Given exercise:
Copy the items word for word, starting at the line containing "y-axis-title-close: ) <box>20" and ending at the line containing "data-point <box>307 429 320 442</box>", with both of those lines included.

Entries:
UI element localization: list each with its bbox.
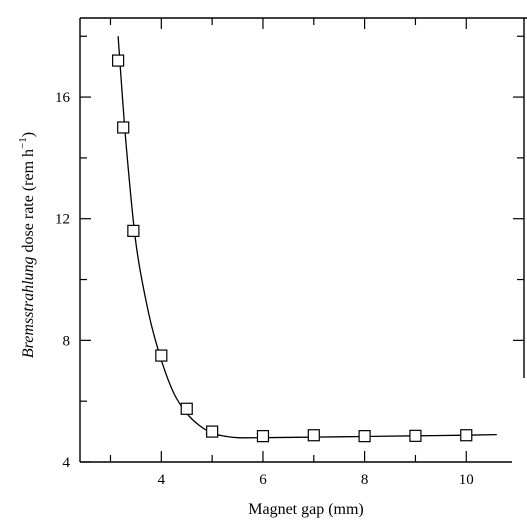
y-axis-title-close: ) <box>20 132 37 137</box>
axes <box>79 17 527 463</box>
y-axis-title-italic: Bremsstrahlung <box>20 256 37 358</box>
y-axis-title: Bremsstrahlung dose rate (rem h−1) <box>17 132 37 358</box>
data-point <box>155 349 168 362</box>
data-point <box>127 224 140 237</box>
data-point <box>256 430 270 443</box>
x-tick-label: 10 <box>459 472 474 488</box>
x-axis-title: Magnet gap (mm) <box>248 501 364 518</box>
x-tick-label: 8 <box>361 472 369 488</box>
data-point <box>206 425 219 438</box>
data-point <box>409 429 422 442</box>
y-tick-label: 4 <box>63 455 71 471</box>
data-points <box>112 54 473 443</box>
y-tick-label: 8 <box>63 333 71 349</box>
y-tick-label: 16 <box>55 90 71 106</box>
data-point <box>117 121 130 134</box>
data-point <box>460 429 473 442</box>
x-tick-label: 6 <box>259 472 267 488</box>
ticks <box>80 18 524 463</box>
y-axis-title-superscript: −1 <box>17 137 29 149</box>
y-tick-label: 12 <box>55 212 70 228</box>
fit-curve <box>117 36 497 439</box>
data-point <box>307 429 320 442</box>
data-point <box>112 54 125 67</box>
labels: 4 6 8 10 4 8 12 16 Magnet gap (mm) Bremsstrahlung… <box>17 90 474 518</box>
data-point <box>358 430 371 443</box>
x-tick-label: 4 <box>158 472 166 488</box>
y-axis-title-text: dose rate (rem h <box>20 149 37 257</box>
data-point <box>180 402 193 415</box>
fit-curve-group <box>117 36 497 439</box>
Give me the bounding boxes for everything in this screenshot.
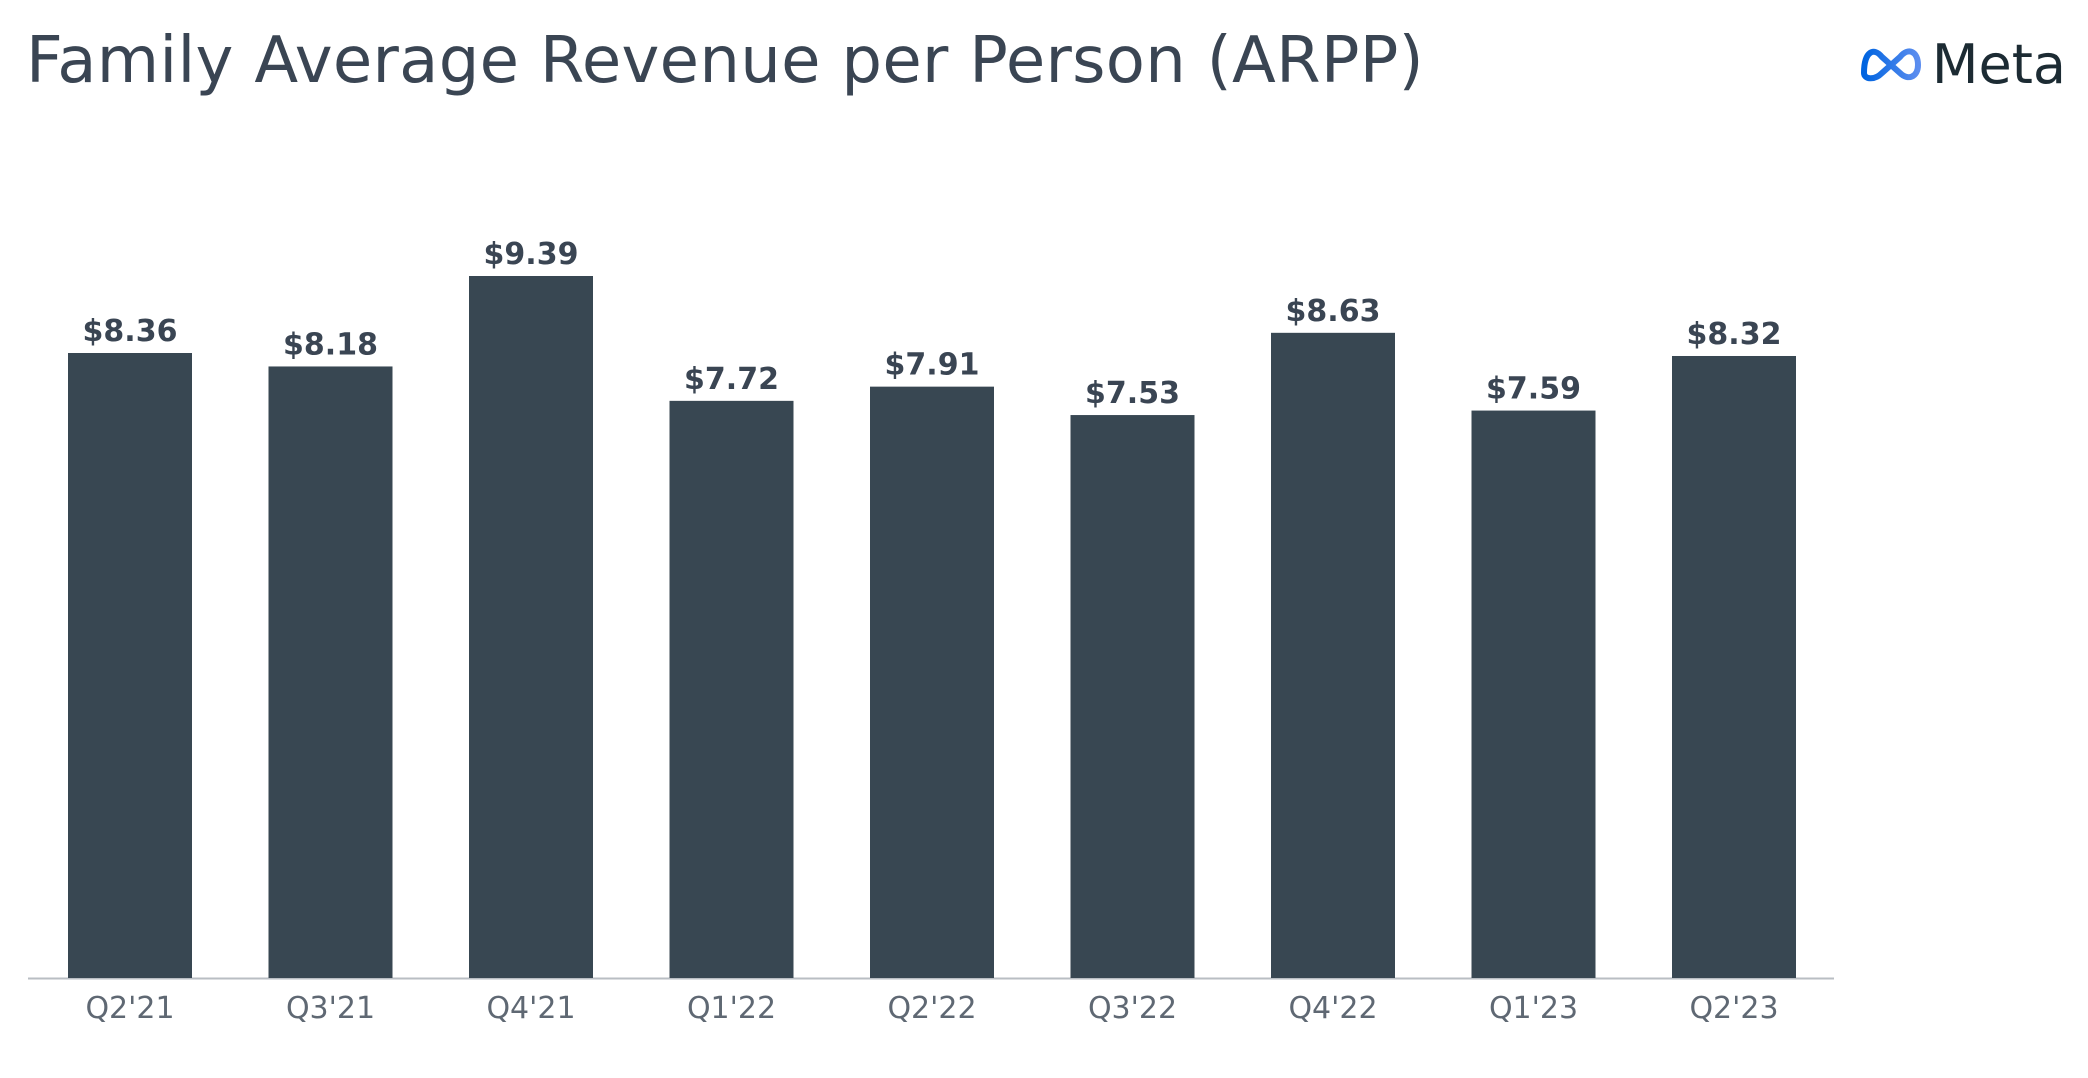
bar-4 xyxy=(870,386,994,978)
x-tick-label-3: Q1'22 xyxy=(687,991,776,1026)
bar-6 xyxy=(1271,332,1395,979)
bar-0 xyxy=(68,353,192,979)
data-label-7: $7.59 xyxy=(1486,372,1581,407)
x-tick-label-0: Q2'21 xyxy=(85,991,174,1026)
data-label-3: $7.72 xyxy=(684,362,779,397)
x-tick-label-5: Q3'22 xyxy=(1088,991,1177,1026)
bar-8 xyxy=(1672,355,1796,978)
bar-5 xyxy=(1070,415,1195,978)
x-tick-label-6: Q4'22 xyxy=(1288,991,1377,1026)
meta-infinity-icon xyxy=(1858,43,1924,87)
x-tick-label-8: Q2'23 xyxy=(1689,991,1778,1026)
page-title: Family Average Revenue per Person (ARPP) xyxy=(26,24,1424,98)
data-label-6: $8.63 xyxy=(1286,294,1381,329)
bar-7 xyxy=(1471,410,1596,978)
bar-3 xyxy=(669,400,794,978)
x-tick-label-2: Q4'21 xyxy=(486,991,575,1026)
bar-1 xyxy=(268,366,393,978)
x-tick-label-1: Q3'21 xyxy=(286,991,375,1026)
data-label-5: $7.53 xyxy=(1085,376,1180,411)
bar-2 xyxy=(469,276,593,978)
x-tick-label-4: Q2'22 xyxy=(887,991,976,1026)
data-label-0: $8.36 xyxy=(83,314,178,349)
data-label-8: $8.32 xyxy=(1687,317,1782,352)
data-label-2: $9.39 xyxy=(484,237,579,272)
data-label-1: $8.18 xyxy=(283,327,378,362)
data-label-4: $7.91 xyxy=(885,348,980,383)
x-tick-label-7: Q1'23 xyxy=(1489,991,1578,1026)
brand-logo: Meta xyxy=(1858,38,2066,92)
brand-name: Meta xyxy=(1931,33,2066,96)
...
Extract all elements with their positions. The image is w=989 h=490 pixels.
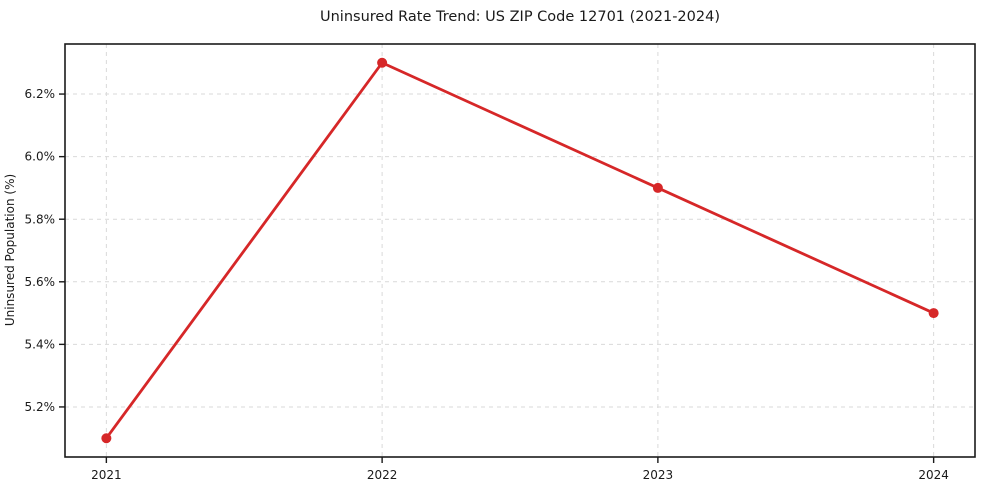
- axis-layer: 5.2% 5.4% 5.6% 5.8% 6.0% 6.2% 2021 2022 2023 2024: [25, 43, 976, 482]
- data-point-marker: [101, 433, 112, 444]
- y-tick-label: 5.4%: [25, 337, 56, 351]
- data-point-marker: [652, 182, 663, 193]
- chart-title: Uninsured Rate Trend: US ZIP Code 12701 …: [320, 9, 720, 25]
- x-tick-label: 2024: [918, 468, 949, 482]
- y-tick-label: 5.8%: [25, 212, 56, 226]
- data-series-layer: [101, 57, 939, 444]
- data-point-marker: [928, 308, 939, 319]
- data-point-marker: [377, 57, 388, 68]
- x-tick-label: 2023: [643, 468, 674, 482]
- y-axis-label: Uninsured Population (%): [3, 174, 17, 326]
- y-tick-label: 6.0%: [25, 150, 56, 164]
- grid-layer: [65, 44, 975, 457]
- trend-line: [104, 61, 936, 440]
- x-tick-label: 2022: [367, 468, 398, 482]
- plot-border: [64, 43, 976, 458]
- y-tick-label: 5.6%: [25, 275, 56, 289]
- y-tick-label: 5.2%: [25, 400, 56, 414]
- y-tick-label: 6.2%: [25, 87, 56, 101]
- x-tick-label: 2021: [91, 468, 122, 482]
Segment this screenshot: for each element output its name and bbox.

Result for this task:
y-axis-title-close: ) <box>20 132 37 137</box>
axes <box>79 17 527 463</box>
y-axis-title-italic: Bremsstrahlung <box>20 256 37 358</box>
y-axis-title: Bremsstrahlung dose rate (rem h−1) <box>17 132 37 358</box>
data-point <box>155 349 168 362</box>
data-point <box>127 224 140 237</box>
data-point <box>256 430 270 443</box>
x-tick-label: 10 <box>459 472 474 488</box>
x-axis-title: Magnet gap (mm) <box>248 501 364 518</box>
x-tick-label: 8 <box>361 472 369 488</box>
data-point <box>206 425 219 438</box>
data-point <box>409 429 422 442</box>
y-tick-label: 4 <box>63 455 71 471</box>
data-points <box>112 54 473 443</box>
y-tick-label: 8 <box>63 333 71 349</box>
y-tick-label: 16 <box>55 90 71 106</box>
data-point <box>117 121 130 134</box>
data-point <box>460 429 473 442</box>
x-tick-label: 6 <box>259 472 267 488</box>
ticks <box>80 18 524 463</box>
y-axis-title-superscript: −1 <box>17 137 29 149</box>
y-tick-label: 12 <box>55 212 70 228</box>
fit-curve <box>117 36 497 439</box>
data-point <box>307 429 320 442</box>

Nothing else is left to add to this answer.